• _Short problem_
Across the entries below, count the lines in which the word "JSON" occurs. Reply with the count alone.

• _Material supplied_
--------------------------------

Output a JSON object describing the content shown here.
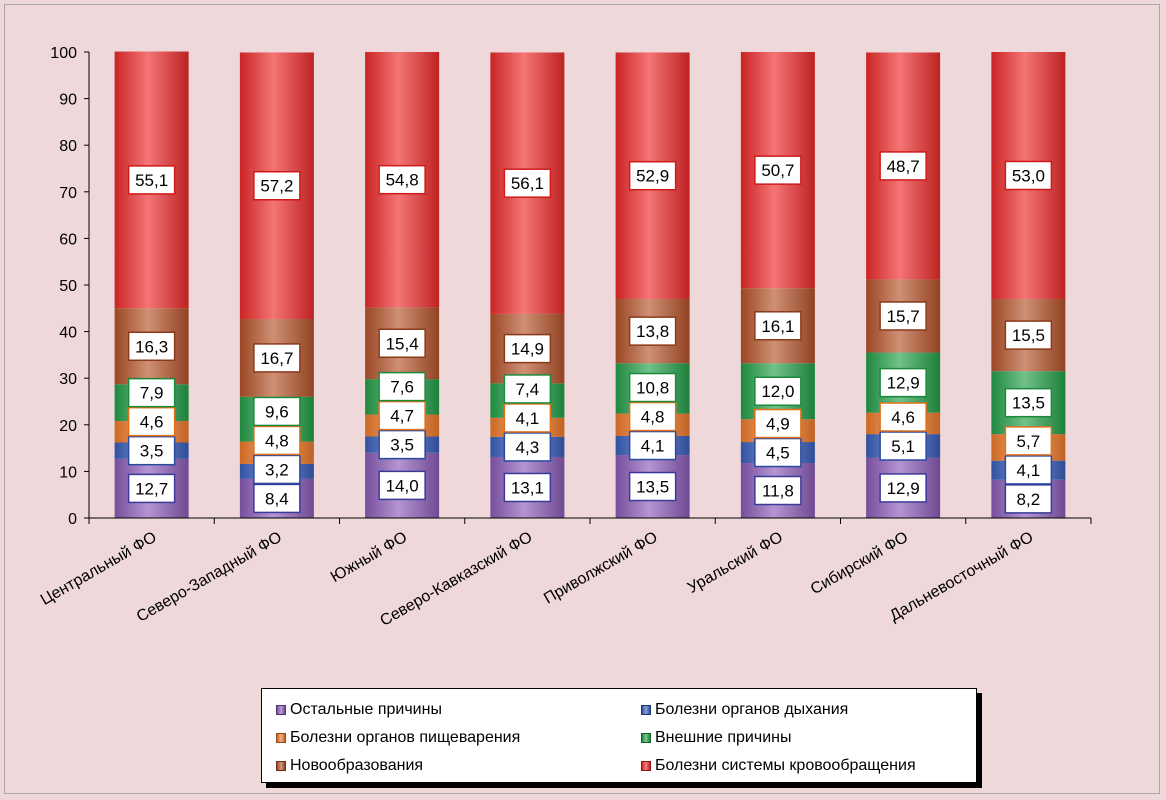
{
  "chart_data": {
    "type": "bar",
    "stacked": true,
    "categories": [
      "Центральный ФО",
      "Северо-Западный ФО",
      "Южный ФО",
      "Северо-Кавказский ФО",
      "Приволжский ФО",
      "Уральский ФО",
      "Сибирский ФО",
      "Дальневосточный ФО"
    ],
    "ylim": [
      0,
      100
    ],
    "yticks": [
      0,
      10,
      20,
      30,
      40,
      50,
      60,
      70,
      80,
      90,
      100
    ],
    "ytick_labels": [
      "0",
      "10",
      "20",
      "30",
      "40",
      "50",
      "60",
      "70",
      "80",
      "90",
      "100"
    ],
    "grid": false,
    "legend_position": "bottom",
    "series": [
      {
        "name": "Остальные причины",
        "color": "#8b5cb8",
        "values": [
          12.7,
          8.4,
          14.0,
          13.1,
          13.5,
          11.8,
          12.9,
          8.2
        ],
        "labels": [
          "12,7",
          "8,4",
          "14,0",
          "13,1",
          "13,5",
          "11,8",
          "12,9",
          "8,2"
        ]
      },
      {
        "name": "Болезни органов дыхания",
        "color": "#3a5fbd",
        "values": [
          3.5,
          3.2,
          3.5,
          4.3,
          4.1,
          4.5,
          5.1,
          4.1
        ],
        "labels": [
          "3,5",
          "3,2",
          "3,5",
          "4,3",
          "4,1",
          "4,5",
          "5,1",
          "4,1"
        ]
      },
      {
        "name": "Болезни органов пищеварения",
        "color": "#f07a2a",
        "values": [
          4.6,
          4.8,
          4.7,
          4.1,
          4.8,
          4.9,
          4.6,
          5.7
        ],
        "labels": [
          "4,6",
          "4,8",
          "4,7",
          "4,1",
          "4,8",
          "4,9",
          "4,6",
          "5,7"
        ]
      },
      {
        "name": "Внешние причины",
        "color": "#24a04a",
        "values": [
          7.9,
          9.6,
          7.6,
          7.4,
          10.8,
          12.0,
          12.9,
          13.5
        ],
        "labels": [
          "7,9",
          "9,6",
          "7,6",
          "7,4",
          "10,8",
          "12,0",
          "12,9",
          "13,5"
        ]
      },
      {
        "name": "Новообразования",
        "color": "#b5542a",
        "values": [
          16.3,
          16.7,
          15.4,
          14.9,
          13.8,
          16.1,
          15.7,
          15.5
        ],
        "labels": [
          "16,3",
          "16,7",
          "15,4",
          "14,9",
          "13,8",
          "16,1",
          "15,7",
          "15,5"
        ]
      },
      {
        "name": "Болезни системы кровообращения",
        "color": "#ee2a2a",
        "values": [
          55.1,
          57.2,
          54.8,
          56.1,
          52.9,
          50.7,
          48.7,
          53.0
        ],
        "labels": [
          "55,1",
          "57,2",
          "54,8",
          "56,1",
          "52,9",
          "50,7",
          "48,7",
          "53,0"
        ]
      }
    ],
    "label_borders": [
      "#3a3a9a",
      "#2a4aa0",
      "#e0701a",
      "#1a8a3a",
      "#8a3a1a",
      "#d01a1a"
    ]
  }
}
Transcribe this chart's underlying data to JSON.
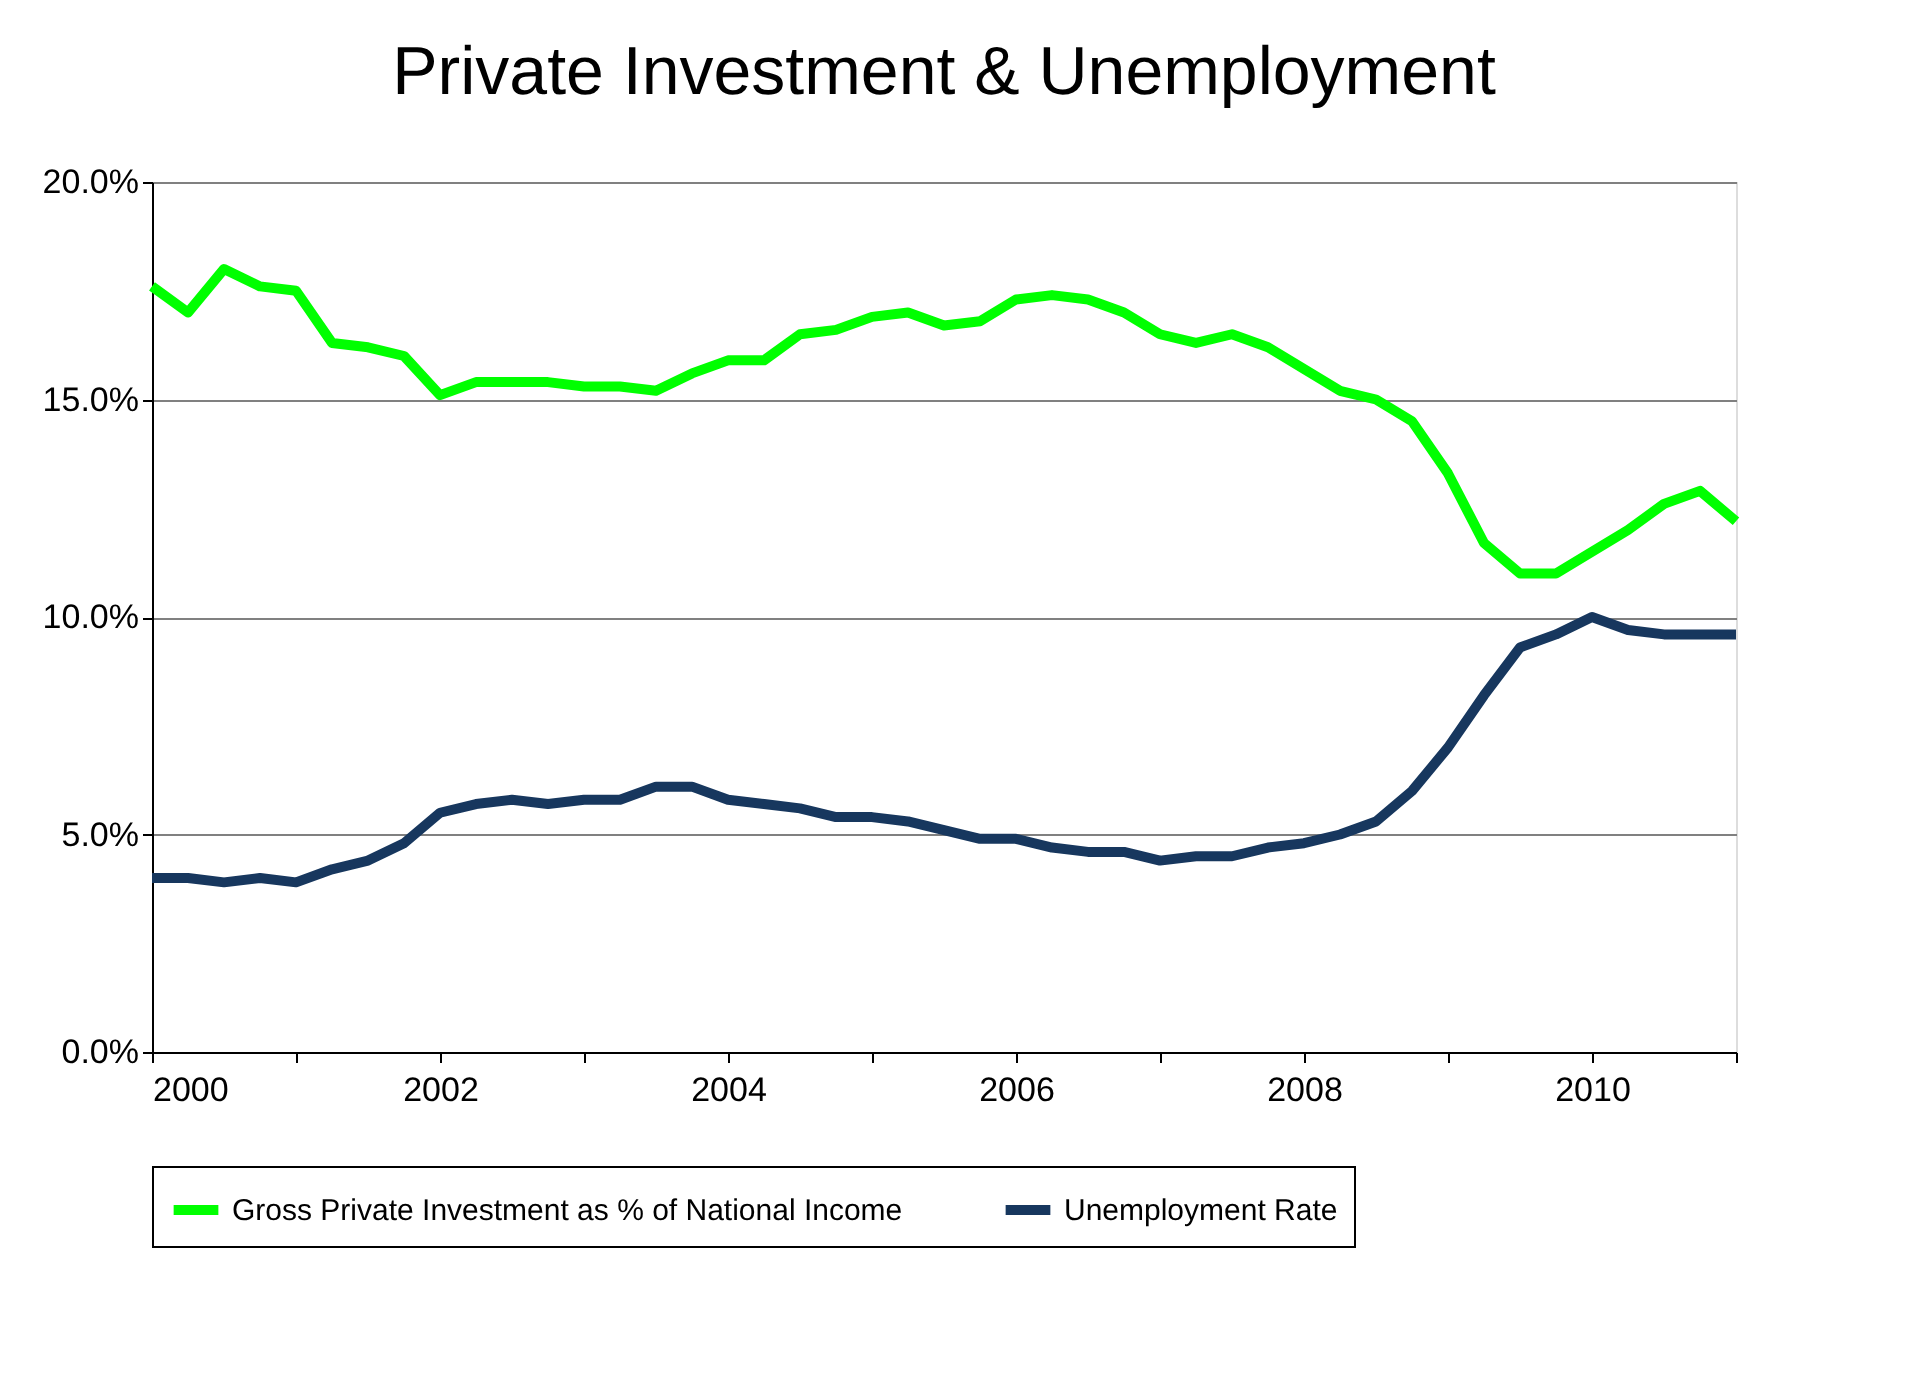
{
  "chart_data": {
    "type": "line",
    "title": "Private Investment & Unemployment",
    "x": [
      2000,
      2000.25,
      2000.5,
      2000.75,
      2001,
      2001.25,
      2001.5,
      2001.75,
      2002,
      2002.25,
      2002.5,
      2002.75,
      2003,
      2003.25,
      2003.5,
      2003.75,
      2004,
      2004.25,
      2004.5,
      2004.75,
      2005,
      2005.25,
      2005.5,
      2005.75,
      2006,
      2006.25,
      2006.5,
      2006.75,
      2007,
      2007.25,
      2007.5,
      2007.75,
      2008,
      2008.25,
      2008.5,
      2008.75,
      2009,
      2009.25,
      2009.5,
      2009.75,
      2010,
      2010.25,
      2010.5,
      2010.75,
      2011
    ],
    "series": [
      {
        "name": "Gross Private Investment as % of National Income",
        "color": "#00ff00",
        "values": [
          17.6,
          17.0,
          18.0,
          17.6,
          17.5,
          16.3,
          16.2,
          16.0,
          15.1,
          15.4,
          15.4,
          15.4,
          15.3,
          15.3,
          15.2,
          15.6,
          15.9,
          15.9,
          16.5,
          16.6,
          16.9,
          17.0,
          16.7,
          16.8,
          17.3,
          17.4,
          17.3,
          17.0,
          16.5,
          16.3,
          16.5,
          16.2,
          15.7,
          15.2,
          15.0,
          14.5,
          13.3,
          11.7,
          11.0,
          11.0,
          11.5,
          12.0,
          12.6,
          12.9,
          12.2
        ]
      },
      {
        "name": "Unemployment Rate",
        "color": "#17375e",
        "values": [
          4.0,
          4.0,
          3.9,
          4.0,
          3.9,
          4.2,
          4.4,
          4.8,
          5.5,
          5.7,
          5.8,
          5.7,
          5.8,
          5.8,
          6.1,
          6.1,
          5.8,
          5.7,
          5.6,
          5.4,
          5.4,
          5.3,
          5.1,
          4.9,
          4.9,
          4.7,
          4.6,
          4.6,
          4.4,
          4.5,
          4.5,
          4.7,
          4.8,
          5.0,
          5.3,
          6.0,
          7.0,
          8.2,
          9.3,
          9.6,
          10.0,
          9.7,
          9.6,
          9.6,
          9.6
        ]
      }
    ],
    "xlim": [
      2000,
      2011
    ],
    "xticks": [
      2000,
      {
        "value": 2001,
        "label": null
      },
      2002,
      {
        "value": 2003,
        "label": null
      },
      2004,
      {
        "value": 2005,
        "label": null
      },
      2006,
      {
        "value": 2007,
        "label": null
      },
      2008,
      {
        "value": 2009,
        "label": null
      },
      2010,
      {
        "value": 2011,
        "label": null
      }
    ],
    "ylim": [
      0,
      20
    ],
    "yticks": [
      {
        "value": 0,
        "label": "0.0%"
      },
      {
        "value": 5,
        "label": "5.0%"
      },
      {
        "value": 10,
        "label": "10.0%"
      },
      {
        "value": 15,
        "label": "15.0%"
      },
      {
        "value": 20,
        "label": "20.0%"
      }
    ],
    "grid": "y",
    "legend": "bottom",
    "marker": "none",
    "line_style": "solid"
  }
}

--------------------------------

• _Reply to the exercise_
2